## Exercise task
Please reproduce every record, keeping each one exactly as written.

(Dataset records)
◇ ◇ ◇ ◇ ◇

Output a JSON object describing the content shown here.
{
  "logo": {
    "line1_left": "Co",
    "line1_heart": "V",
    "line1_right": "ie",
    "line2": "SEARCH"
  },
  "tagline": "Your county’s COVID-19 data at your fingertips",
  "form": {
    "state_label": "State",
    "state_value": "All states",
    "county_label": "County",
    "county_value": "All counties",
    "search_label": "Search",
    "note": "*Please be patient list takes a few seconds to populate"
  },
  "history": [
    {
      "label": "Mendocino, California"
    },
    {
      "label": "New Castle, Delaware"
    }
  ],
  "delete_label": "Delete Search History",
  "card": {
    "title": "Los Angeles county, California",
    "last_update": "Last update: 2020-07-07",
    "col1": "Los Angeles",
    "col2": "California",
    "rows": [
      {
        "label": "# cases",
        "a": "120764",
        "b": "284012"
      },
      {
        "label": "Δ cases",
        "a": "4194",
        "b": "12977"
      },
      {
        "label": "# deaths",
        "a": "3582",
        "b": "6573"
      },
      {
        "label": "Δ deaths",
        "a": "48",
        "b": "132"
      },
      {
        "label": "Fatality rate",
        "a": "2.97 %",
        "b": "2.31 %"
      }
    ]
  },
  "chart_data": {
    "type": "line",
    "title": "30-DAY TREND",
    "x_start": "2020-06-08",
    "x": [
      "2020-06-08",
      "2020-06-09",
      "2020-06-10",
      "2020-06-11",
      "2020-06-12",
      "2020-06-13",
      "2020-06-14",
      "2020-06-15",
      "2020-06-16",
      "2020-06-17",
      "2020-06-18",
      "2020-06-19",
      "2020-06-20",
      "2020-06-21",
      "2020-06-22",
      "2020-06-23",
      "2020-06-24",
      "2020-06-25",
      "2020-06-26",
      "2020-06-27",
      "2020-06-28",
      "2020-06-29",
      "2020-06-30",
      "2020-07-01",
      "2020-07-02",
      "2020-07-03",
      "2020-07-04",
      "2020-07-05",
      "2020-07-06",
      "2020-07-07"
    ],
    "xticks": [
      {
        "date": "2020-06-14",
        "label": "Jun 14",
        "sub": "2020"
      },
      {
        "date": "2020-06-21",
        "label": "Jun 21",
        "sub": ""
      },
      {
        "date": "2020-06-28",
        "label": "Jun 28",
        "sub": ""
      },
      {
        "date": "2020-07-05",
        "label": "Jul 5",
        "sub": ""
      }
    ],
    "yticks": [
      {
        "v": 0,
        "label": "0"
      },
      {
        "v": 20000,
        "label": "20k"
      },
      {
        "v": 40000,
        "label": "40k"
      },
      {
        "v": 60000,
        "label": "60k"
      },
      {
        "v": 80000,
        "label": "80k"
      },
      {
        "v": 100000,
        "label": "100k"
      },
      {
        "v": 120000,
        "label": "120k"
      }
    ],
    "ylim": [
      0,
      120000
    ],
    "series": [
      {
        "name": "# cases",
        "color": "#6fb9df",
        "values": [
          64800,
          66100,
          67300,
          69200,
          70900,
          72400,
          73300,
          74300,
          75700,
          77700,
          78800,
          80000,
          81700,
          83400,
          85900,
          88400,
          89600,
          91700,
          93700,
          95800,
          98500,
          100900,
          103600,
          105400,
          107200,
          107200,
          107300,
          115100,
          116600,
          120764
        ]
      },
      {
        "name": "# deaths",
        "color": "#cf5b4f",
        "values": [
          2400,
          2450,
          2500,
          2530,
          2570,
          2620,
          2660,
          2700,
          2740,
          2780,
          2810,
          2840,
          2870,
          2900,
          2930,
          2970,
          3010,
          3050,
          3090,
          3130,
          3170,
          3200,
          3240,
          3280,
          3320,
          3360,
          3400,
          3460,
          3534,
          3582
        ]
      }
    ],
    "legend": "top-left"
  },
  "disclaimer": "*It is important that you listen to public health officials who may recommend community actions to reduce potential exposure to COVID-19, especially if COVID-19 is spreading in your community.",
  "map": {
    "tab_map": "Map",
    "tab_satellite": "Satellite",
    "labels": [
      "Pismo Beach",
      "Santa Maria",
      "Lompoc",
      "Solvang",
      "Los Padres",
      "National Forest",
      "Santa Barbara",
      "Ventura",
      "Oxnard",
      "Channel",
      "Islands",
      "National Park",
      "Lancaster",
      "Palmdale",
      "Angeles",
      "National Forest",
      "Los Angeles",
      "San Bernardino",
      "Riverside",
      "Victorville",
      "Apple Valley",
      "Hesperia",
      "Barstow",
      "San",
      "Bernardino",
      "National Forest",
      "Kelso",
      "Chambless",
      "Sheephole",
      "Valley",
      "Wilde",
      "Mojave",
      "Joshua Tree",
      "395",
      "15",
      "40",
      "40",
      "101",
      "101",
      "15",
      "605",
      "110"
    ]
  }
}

◇ ◇ ◇ ◇ ◇

## Output for this task
Output a JSON object describing the content shown here.
{
  "logo": {
    "line1_left": "Co",
    "line1_heart": "V",
    "line1_right": "ie",
    "line2": "SEARCH"
  },
  "tagline": "Your county’s COVID-19 data at your fingertips",
  "form": {
    "state_label": "State",
    "state_value": "All states",
    "county_label": "County",
    "county_value": "All counties",
    "search_label": "Search",
    "note": "*Please be patient list takes a few seconds to populate"
  },
  "history": [
    {
      "label": "Mendocino, California"
    },
    {
      "label": "New Castle, Delaware"
    }
  ],
  "delete_label": "Delete Search History",
  "card": {
    "title": "Los Angeles county, California",
    "last_update": "Last update: 2020-07-07",
    "col1": "Los Angeles",
    "col2": "California",
    "rows": [
      {
        "label": "# cases",
        "a": "120764",
        "b": "284012"
      },
      {
        "label": "Δ cases",
        "a": "4194",
        "b": "12977"
      },
      {
        "label": "# deaths",
        "a": "3582",
        "b": "6573"
      },
      {
        "label": "Δ deaths",
        "a": "48",
        "b": "132"
      },
      {
        "label": "Fatality rate",
        "a": "2.97 %",
        "b": "2.31 %"
      }
    ]
  },
  "chart_data": {
    "type": "line",
    "title": "30-DAY TREND",
    "x_start": "2020-06-08",
    "x": [
      "2020-06-08",
      "2020-06-09",
      "2020-06-10",
      "2020-06-11",
      "2020-06-12",
      "2020-06-13",
      "2020-06-14",
      "2020-06-15",
      "2020-06-16",
      "2020-06-17",
      "2020-06-18",
      "2020-06-19",
      "2020-06-20",
      "2020-06-21",
      "2020-06-22",
      "2020-06-23",
      "2020-06-24",
      "2020-06-25",
      "2020-06-26",
      "2020-06-27",
      "2020-06-28",
      "2020-06-29",
      "2020-06-30",
      "2020-07-01",
      "2020-07-02",
      "2020-07-03",
      "2020-07-04",
      "2020-07-05",
      "2020-07-06",
      "2020-07-07"
    ],
    "xticks": [
      {
        "date": "2020-06-14",
        "label": "Jun 14",
        "sub": "2020"
      },
      {
        "date": "2020-06-21",
        "label": "Jun 21",
        "sub": ""
      },
      {
        "date": "2020-06-28",
        "label": "Jun 28",
        "sub": ""
      },
      {
        "date": "2020-07-05",
        "label": "Jul 5",
        "sub": ""
      }
    ],
    "yticks": [
      {
        "v": 0,
        "label": "0"
      },
      {
        "v": 20000,
        "label": "20k"
      },
      {
        "v": 40000,
        "label": "40k"
      },
      {
        "v": 60000,
        "label": "60k"
      },
      {
        "v": 80000,
        "label": "80k"
      },
      {
        "v": 100000,
        "label": "100k"
      },
      {
        "v": 120000,
        "label": "120k"
      }
    ],
    "ylim": [
      0,
      120000
    ],
    "series": [
      {
        "name": "# cases",
        "color": "#6fb9df",
        "values": [
          64800,
          66100,
          67300,
          69200,
          70900,
          72400,
          73300,
          74300,
          75700,
          77700,
          78800,
          80000,
          81700,
          83400,
          85900,
          88400,
          89600,
          91700,
          93700,
          95800,
          98500,
          100900,
          103600,
          105400,
          107200,
          107200,
          107300,
          115100,
          116600,
          120764
        ]
      },
      {
        "name": "# deaths",
        "color": "#cf5b4f",
        "values": [
          2400,
          2450,
          2500,
          2530,
          2570,
          2620,
          2660,
          2700,
          2740,
          2780,
          2810,
          2840,
          2870,
          2900,
          2930,
          2970,
          3010,
          3050,
          3090,
          3130,
          3170,
          3200,
          3240,
          3280,
          3320,
          3360,
          3400,
          3460,
          3534,
          3582
        ]
      }
    ],
    "legend": "top-left"
  },
  "disclaimer": "*It is important that you listen to public health officials who may recommend community actions to reduce potential exposure to COVID-19, especially if COVID-19 is spreading in your community.",
  "map": {
    "tab_map": "Map",
    "tab_satellite": "Satellite",
    "labels": [
      "Pismo Beach",
      "Santa Maria",
      "Lompoc",
      "Solvang",
      "Los Padres",
      "National Forest",
      "Santa Barbara",
      "Ventura",
      "Oxnard",
      "Channel",
      "Islands",
      "National Park",
      "Lancaster",
      "Palmdale",
      "Angeles",
      "National Forest",
      "Los Angeles",
      "San Bernardino",
      "Riverside",
      "Victorville",
      "Apple Valley",
      "Hesperia",
      "Barstow",
      "San",
      "Bernardino",
      "National Forest",
      "Kelso",
      "Chambless",
      "Sheephole",
      "Valley",
      "Wilde",
      "Mojave",
      "Joshua Tree",
      "395",
      "15",
      "40",
      "40",
      "101",
      "101",
      "15",
      "605",
      "110"
    ]
  }
}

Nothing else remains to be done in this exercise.